_Problem to solve_:
Find how many lines in the material hold the word "Федерального", then state that number and nothing more.

Collected data entries:
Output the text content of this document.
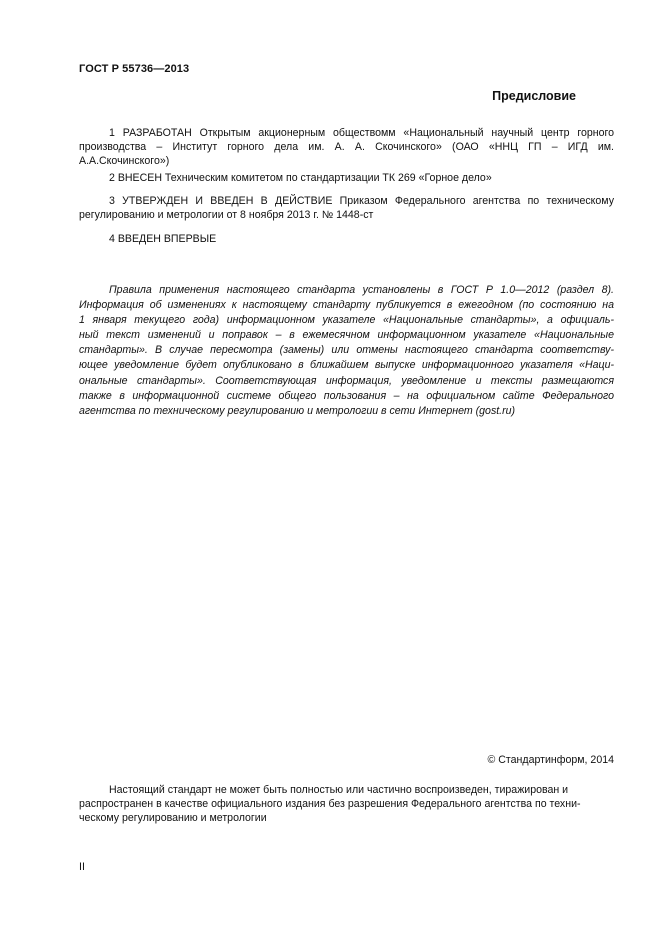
ГОСТ Р 55736—2013
Предисловие
1 РАЗРАБОТАН Открытым акционерным обществомм «Национальный научный центр горного
производства – Институт горного дела им. А. А. Скочинского» (ОАО «ННЦ ГП – ИГД им.
А.А.Скочинского»)
2 ВНЕСЕН Техническим комитетом по стандартизации ТК 269 «Горное дело»
3 УТВЕРЖДЕН И ВВЕДЕН В ДЕЙСТВИЕ Приказом Федерального агентства по техническому
регулированию и метрологии от 8 ноября 2013 г. № 1448-ст
4 ВВЕДЕН ВПЕРВЫЕ
Правила применения настоящего стандарта установлены в ГОСТ Р 1.0—2012 (раздел 8).
Информация об изменениях к настоящему стандарту публикуется в ежегодном (по состоянию на
1 января текущего года) информационном указателе «Национальные стандарты», а официаль-
ный текст изменений и поправок – в ежемесячном информационном указателе «Национальные
стандарты». В случае пересмотра (замены) или отмены настоящего стандарта соответству-
ющее уведомление будет опубликовано в ближайшем выпуске информационного указателя «Наци-
ональные стандарты». Соответствующая информация, уведомление и тексты размещаются
также в информационной системе общего пользования – на официальном сайте Федерального
агентства по техническому регулированию и метрологии в сети Интернет (gost.ru)
© Стандартинформ, 2014
Настоящий стандарт не может быть полностью или частично воспроизведен, тиражирован и распространен в качестве официального издания без разрешения Федерального агентства по техни- ческому регулированию и метрологии
II
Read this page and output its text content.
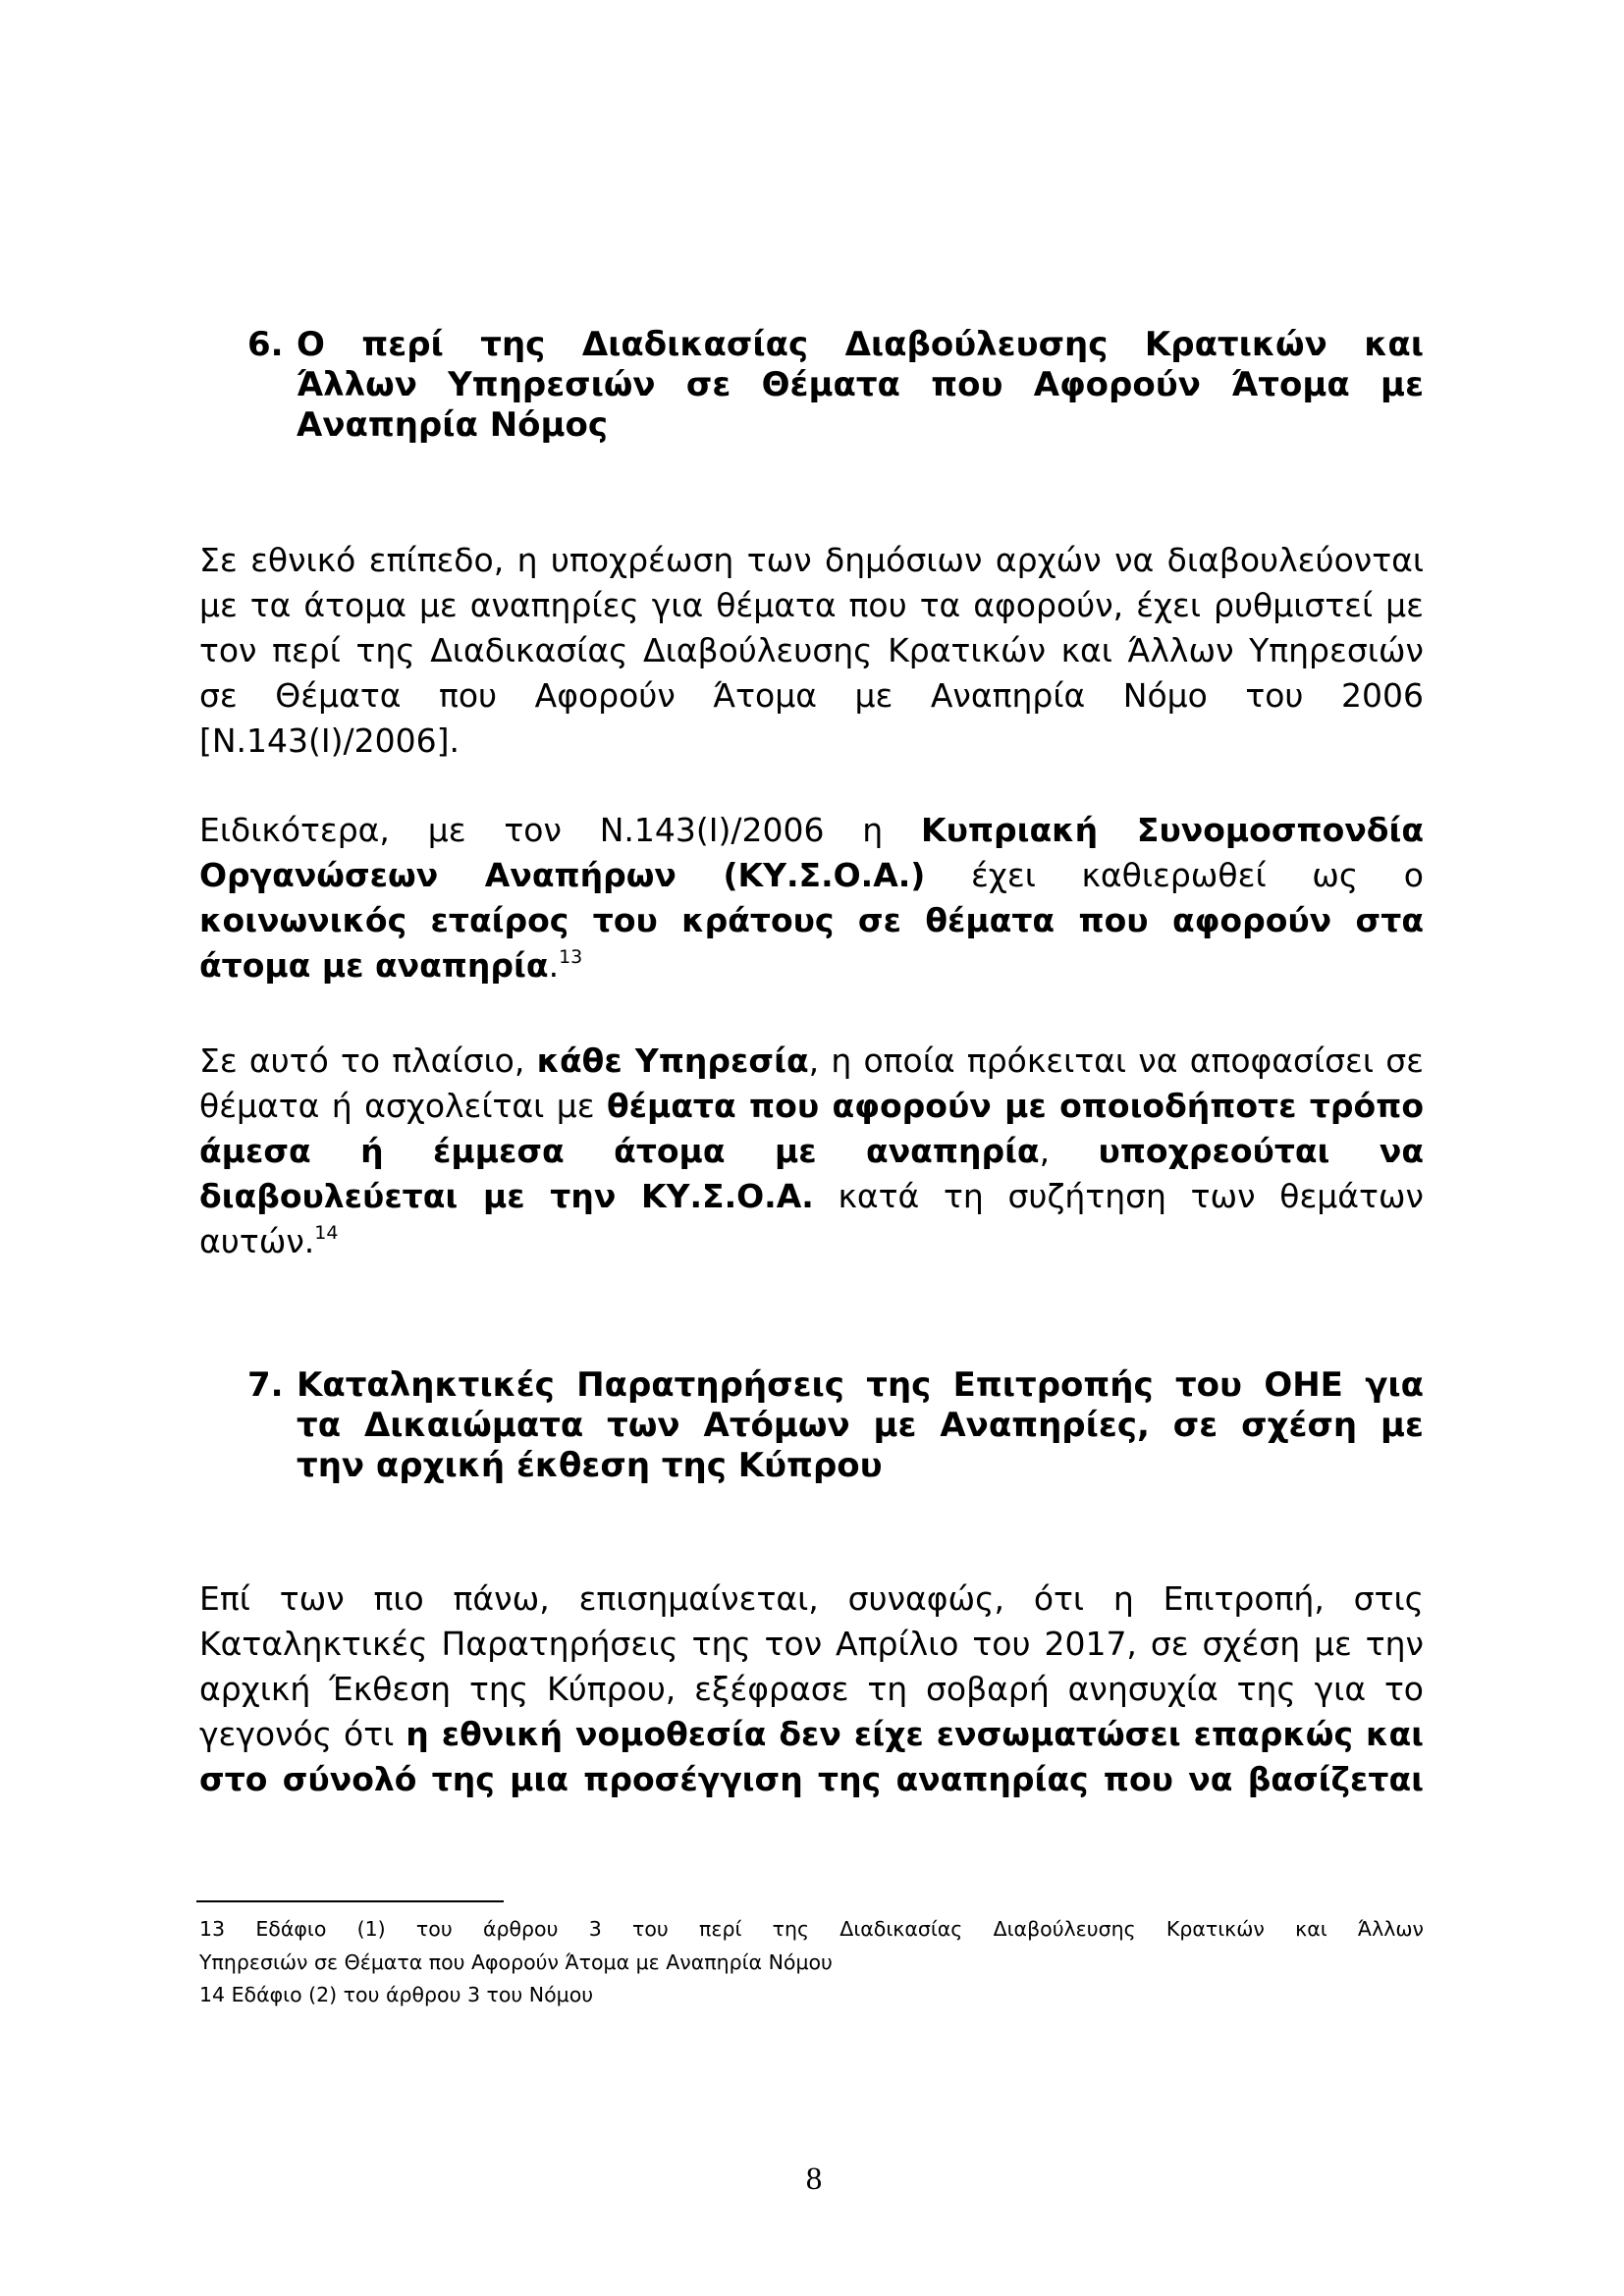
6. Ο περί της Διαδικασίας Διαβούλευσης Κρατικών και
Άλλων Υπηρεσιών σε Θέματα που Αφορούν Άτομα με
Αναπηρία Νόμος
Σε εθνικό επίπεδο, η υποχρέωση των δημόσιων αρχών να διαβουλεύονται
με τα άτομα με αναπηρίες για θέματα που τα αφορούν, έχει ρυθμιστεί με
τον περί της Διαδικασίας Διαβούλευσης Κρατικών και Άλλων Υπηρεσιών
σε Θέματα που Αφορούν Άτομα με Αναπηρία Νόμο του 2006
[Ν.143(Ι)/2006].
Ειδικότερα, με τον Ν.143(Ι)/2006 η Κυπριακή Συνομοσπονδία
Οργανώσεων Αναπήρων (ΚΥ.Σ.Ο.Α.) έχει καθιερωθεί ως ο
κοινωνικός εταίρος του κράτους σε θέματα που αφορούν στα
άτομα με αναπηρία.$^{13}$
Σε αυτό το πλαίσιο, κάθε Υπηρεσία, η οποία πρόκειται να αποφασίσει σε
θέματα ή ασχολείται με θέματα που αφορούν με οποιοδήποτε τρόπο
άμεσα ή έμμεσα άτομα με αναπηρία, υποχρεούται να
διαβουλεύεται με την ΚΥ.Σ.Ο.Α. κατά τη συζήτηση των θεμάτων
αυτών.$^{14}$
7. Καταληκτικές Παρατηρήσεις της Επιτροπής του ΟΗΕ για
τα Δικαιώματα των Ατόμων με Αναπηρίες, σε σχέση με
την αρχική έκθεση της Κύπρου
Επί των πιο πάνω, επισημαίνεται, συναφώς, ότι η Επιτροπή, στις
Καταληκτικές Παρατηρήσεις της τον Απρίλιο του 2017, σε σχέση με την
αρχική Έκθεση της Κύπρου, εξέφρασε τη σοβαρή ανησυχία της για το
γεγονός ότι η εθνική νομοθεσία δεν είχε ενσωματώσει επαρκώς και
στο σύνολό της μια προσέγγιση της αναπηρίας που να βασίζεται
13 Εδάφιο (1) του άρθρου 3 του περί της Διαδικασίας Διαβούλευσης Κρατικών και Άλλων
Υπηρεσιών σε Θέματα που Αφορούν Άτομα με Αναπηρία Νόμου
14 Εδάφιο (2) του άρθρου 3 του Νόμου
8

_Finished task_:
3